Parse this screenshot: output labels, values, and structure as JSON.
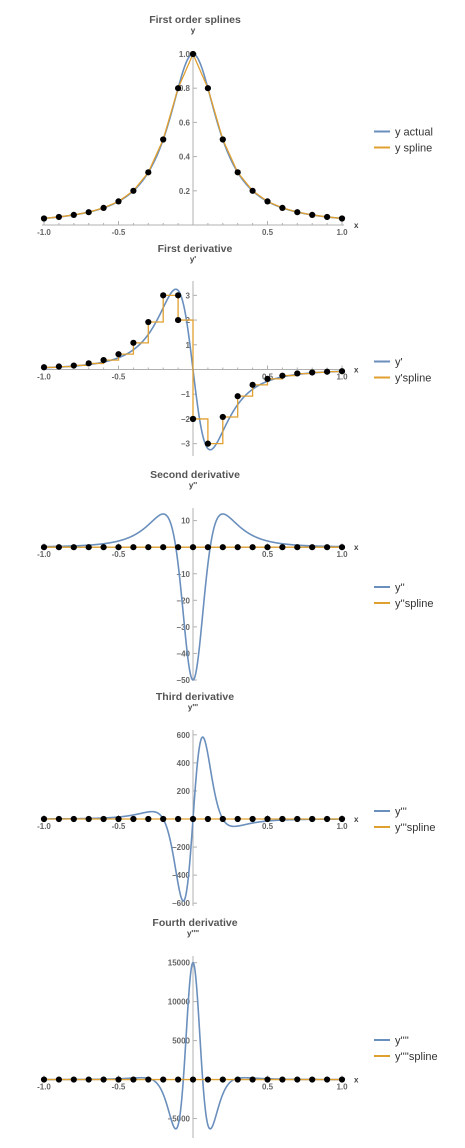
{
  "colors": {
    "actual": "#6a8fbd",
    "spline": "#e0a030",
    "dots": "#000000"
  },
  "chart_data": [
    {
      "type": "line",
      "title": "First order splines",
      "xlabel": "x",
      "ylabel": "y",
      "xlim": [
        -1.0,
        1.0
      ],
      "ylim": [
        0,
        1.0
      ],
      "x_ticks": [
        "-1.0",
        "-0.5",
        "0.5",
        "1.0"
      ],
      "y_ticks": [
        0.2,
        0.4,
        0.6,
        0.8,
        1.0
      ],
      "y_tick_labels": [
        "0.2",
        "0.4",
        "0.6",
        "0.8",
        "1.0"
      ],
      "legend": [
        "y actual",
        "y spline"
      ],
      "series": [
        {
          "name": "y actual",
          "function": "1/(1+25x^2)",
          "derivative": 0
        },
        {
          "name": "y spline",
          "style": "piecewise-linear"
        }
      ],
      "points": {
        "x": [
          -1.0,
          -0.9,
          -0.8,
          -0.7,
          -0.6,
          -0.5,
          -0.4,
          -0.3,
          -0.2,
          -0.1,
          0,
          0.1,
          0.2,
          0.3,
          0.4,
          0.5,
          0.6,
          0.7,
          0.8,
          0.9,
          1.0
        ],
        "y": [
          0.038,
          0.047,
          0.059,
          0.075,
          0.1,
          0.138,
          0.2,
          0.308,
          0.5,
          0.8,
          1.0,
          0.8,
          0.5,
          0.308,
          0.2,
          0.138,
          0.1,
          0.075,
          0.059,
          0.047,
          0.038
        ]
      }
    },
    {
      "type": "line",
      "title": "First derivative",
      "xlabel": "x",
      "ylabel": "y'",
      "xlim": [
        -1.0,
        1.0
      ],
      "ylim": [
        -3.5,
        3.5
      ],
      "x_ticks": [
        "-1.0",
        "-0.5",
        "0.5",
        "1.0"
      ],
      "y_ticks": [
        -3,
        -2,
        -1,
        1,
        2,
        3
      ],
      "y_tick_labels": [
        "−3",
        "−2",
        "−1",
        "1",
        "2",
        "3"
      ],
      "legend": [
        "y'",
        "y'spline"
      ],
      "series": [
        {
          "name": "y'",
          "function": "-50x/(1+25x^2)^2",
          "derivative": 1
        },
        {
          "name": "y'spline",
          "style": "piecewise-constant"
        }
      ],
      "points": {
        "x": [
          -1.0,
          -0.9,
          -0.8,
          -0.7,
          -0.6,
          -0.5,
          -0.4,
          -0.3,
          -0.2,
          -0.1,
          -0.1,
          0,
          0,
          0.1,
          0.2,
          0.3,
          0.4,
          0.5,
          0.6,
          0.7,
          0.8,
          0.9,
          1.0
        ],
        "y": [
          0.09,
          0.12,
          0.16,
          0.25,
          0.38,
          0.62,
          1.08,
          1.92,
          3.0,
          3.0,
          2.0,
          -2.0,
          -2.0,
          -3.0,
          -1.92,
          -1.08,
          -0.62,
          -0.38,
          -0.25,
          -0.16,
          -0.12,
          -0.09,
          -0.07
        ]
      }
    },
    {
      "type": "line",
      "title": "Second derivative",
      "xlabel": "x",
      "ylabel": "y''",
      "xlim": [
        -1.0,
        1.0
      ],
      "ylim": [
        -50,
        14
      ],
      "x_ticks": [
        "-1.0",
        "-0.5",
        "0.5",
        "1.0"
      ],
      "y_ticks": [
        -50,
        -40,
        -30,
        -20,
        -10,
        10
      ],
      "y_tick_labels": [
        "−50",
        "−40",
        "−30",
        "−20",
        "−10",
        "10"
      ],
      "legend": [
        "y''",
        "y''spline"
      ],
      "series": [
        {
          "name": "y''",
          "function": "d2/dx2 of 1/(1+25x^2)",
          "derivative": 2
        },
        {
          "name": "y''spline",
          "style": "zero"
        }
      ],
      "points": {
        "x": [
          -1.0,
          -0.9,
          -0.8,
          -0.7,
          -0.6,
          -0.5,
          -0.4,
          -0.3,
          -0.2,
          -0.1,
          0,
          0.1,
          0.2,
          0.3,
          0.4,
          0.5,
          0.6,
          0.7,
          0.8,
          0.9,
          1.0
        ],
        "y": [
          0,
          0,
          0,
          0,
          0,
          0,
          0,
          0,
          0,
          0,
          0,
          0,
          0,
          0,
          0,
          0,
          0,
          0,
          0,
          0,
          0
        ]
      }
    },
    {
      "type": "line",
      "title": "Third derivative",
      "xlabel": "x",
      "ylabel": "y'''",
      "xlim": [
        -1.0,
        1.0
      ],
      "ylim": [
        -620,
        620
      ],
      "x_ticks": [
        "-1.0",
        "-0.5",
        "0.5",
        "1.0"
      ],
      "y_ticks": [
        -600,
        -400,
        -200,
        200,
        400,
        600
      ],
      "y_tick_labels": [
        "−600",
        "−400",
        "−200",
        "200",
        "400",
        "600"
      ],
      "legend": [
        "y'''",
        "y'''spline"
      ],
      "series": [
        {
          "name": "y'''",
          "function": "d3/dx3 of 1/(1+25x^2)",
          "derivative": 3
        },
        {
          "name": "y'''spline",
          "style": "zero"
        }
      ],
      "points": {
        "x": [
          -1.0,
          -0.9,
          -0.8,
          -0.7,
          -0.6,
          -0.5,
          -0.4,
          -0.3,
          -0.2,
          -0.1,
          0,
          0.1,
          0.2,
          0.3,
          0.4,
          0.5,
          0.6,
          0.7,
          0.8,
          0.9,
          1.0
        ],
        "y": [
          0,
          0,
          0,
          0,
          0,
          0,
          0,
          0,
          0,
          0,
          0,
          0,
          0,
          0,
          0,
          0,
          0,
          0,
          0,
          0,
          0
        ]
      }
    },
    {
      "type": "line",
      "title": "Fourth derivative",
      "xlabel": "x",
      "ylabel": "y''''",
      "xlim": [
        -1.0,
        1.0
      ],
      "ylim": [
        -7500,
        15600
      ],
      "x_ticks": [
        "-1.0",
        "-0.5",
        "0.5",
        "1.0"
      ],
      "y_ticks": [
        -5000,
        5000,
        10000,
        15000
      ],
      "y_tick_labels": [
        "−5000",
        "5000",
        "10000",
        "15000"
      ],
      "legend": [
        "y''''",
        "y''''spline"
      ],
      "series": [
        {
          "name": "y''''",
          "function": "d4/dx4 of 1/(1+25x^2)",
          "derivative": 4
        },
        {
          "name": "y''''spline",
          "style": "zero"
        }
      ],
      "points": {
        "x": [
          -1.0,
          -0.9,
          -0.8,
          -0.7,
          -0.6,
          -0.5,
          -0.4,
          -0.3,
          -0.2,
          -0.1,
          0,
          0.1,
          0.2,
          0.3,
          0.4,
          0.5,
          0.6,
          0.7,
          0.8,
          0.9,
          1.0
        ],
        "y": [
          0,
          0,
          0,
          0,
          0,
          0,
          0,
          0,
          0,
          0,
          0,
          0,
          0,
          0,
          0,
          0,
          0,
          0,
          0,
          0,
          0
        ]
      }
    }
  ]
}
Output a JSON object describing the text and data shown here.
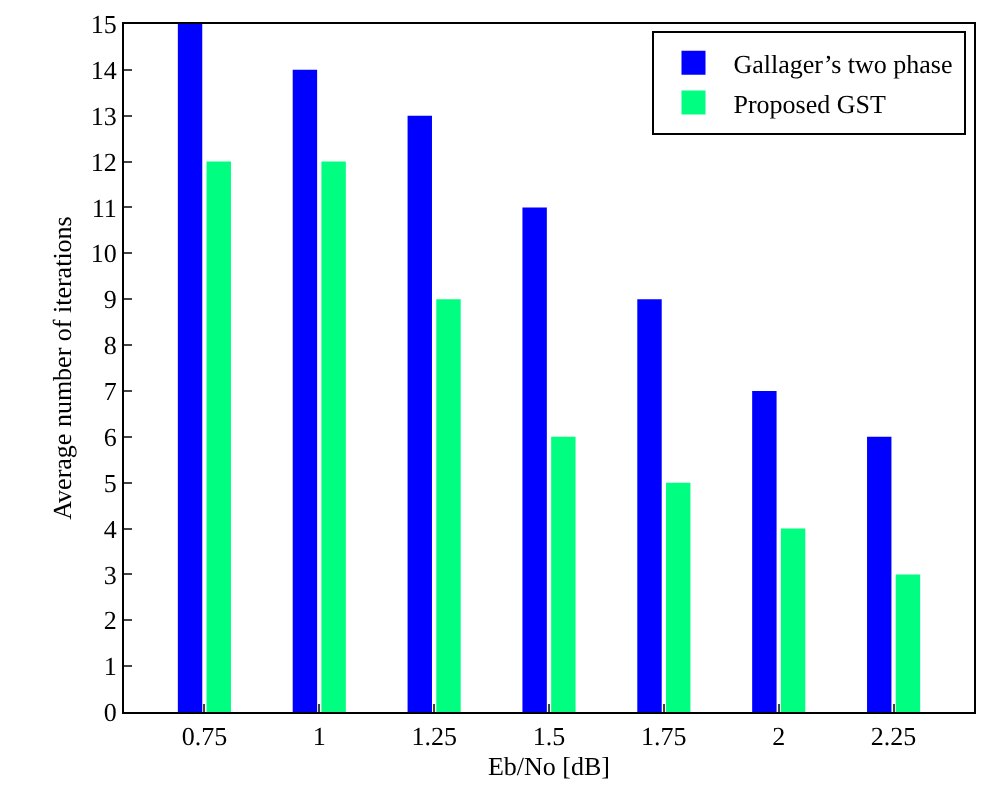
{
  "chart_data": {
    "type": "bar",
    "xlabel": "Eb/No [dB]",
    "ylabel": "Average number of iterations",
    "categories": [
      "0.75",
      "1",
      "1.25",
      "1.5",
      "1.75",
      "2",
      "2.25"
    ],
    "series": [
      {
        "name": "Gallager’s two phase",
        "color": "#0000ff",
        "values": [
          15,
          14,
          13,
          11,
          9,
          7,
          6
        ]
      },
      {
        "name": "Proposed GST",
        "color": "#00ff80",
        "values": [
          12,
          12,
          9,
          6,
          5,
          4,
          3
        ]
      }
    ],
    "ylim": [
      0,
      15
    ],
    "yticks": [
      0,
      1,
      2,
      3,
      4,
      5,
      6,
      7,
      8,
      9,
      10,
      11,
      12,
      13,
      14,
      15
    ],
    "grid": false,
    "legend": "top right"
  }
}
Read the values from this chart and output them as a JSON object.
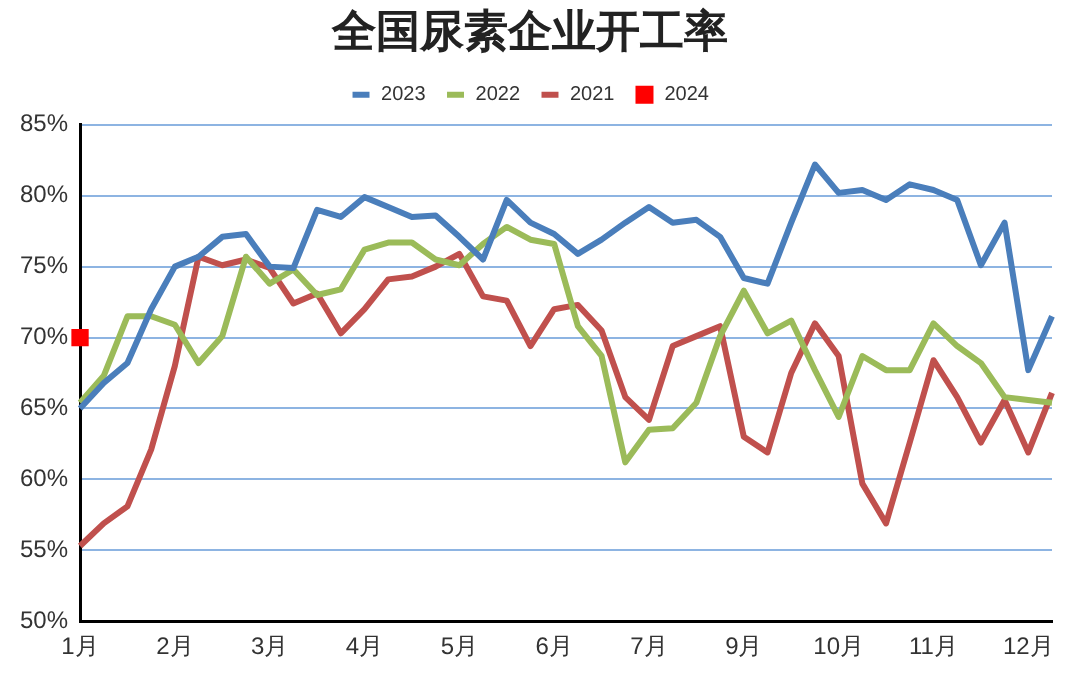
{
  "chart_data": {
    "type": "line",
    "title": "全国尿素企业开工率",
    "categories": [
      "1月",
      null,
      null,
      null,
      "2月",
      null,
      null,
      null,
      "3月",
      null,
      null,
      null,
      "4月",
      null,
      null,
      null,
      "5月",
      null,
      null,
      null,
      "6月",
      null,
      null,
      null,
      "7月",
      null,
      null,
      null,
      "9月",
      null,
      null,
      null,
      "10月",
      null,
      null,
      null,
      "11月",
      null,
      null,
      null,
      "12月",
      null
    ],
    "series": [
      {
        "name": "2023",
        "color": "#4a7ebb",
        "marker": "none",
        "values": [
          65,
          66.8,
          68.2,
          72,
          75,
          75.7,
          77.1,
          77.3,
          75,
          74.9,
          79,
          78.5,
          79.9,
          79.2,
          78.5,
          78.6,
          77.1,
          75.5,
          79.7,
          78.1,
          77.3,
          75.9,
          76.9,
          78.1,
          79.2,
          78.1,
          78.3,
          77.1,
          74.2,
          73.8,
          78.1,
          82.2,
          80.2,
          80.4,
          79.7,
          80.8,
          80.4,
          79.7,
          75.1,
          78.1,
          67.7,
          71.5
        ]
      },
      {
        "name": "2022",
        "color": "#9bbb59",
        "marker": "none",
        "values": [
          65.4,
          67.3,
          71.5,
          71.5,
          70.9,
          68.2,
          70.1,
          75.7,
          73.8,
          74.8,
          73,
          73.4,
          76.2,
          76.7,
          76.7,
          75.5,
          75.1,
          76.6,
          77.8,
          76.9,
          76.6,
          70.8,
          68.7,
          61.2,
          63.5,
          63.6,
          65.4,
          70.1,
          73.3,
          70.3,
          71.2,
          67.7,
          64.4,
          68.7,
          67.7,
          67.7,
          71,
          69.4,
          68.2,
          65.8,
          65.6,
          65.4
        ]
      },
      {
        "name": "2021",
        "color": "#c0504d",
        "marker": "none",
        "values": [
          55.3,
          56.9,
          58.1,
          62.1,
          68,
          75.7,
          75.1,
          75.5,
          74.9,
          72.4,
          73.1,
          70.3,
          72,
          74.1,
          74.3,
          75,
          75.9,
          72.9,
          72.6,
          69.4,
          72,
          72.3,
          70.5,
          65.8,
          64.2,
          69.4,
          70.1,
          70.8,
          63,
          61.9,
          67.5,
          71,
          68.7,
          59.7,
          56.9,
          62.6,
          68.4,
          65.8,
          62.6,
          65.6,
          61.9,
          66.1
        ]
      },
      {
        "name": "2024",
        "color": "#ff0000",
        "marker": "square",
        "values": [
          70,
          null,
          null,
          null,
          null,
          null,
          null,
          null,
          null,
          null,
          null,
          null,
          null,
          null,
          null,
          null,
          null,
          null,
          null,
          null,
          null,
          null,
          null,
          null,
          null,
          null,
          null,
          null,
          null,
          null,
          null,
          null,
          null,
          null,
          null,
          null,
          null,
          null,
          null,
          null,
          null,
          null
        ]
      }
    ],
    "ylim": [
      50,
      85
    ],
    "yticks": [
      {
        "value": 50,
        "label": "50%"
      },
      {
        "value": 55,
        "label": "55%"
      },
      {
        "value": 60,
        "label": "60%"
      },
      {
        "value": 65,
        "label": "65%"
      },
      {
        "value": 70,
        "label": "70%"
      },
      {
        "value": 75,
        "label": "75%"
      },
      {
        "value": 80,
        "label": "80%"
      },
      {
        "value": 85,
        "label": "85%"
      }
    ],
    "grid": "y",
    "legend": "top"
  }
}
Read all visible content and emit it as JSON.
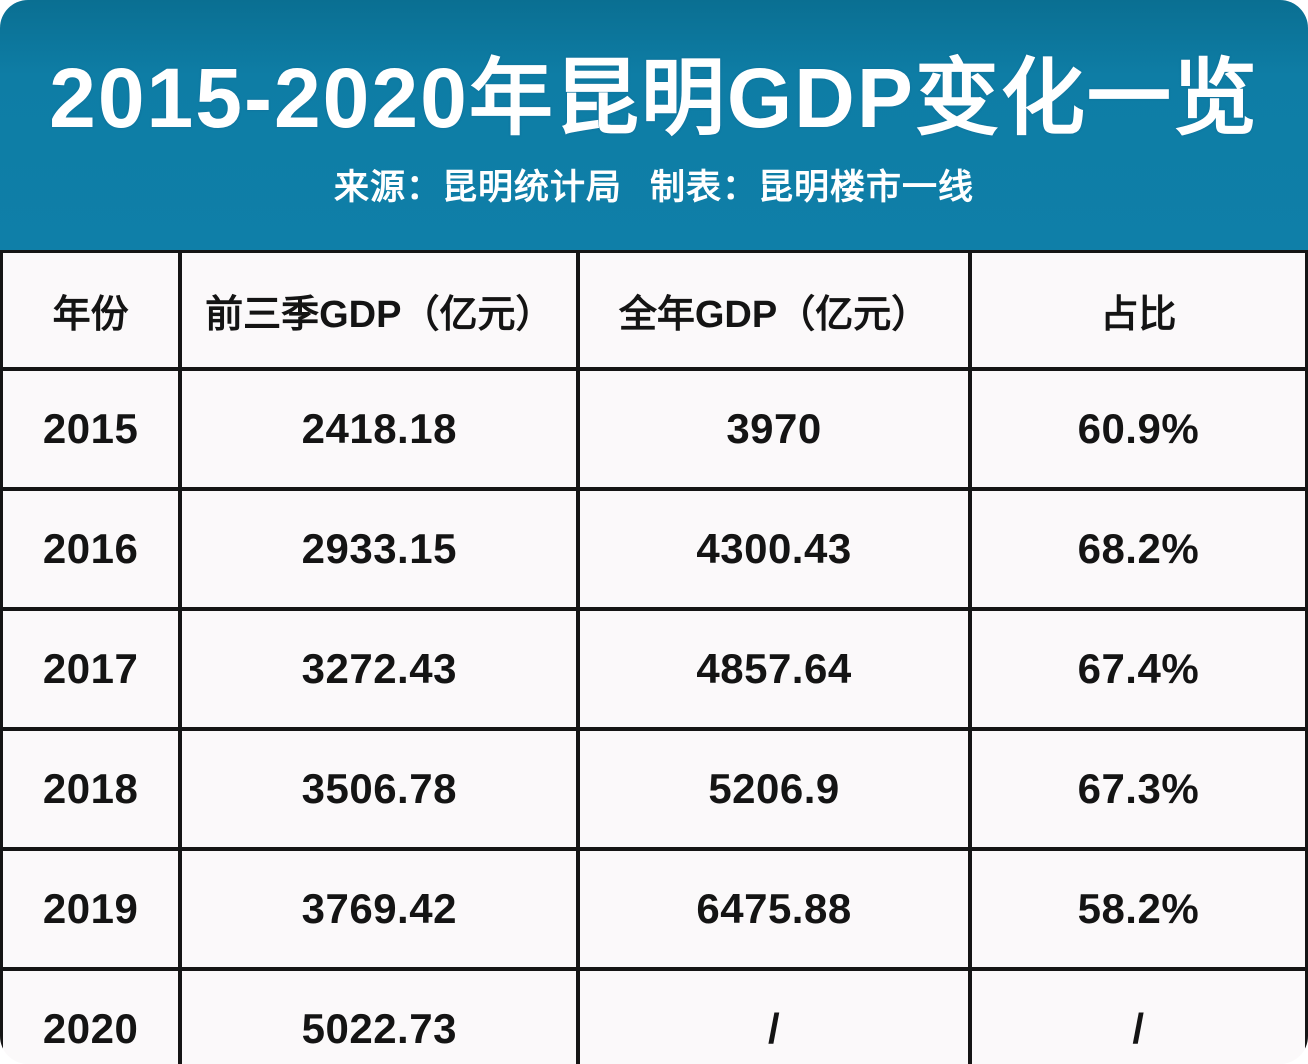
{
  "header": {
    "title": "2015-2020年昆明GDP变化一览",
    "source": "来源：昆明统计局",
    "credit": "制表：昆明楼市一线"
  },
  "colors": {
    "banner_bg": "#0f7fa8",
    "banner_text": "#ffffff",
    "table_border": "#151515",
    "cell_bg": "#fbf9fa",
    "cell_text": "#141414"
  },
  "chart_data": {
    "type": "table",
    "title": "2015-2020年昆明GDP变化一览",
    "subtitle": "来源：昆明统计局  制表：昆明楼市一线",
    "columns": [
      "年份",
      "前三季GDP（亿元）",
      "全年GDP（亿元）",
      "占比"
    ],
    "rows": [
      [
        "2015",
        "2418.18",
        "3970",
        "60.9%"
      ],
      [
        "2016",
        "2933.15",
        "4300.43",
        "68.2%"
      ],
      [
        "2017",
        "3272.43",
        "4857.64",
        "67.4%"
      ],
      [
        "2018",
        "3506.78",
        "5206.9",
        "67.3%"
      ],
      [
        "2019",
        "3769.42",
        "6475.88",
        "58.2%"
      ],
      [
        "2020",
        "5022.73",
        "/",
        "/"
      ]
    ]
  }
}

----

### Written task
Give nothing but the count of lines in the listing above that hold the string "object".

### Expected answer
2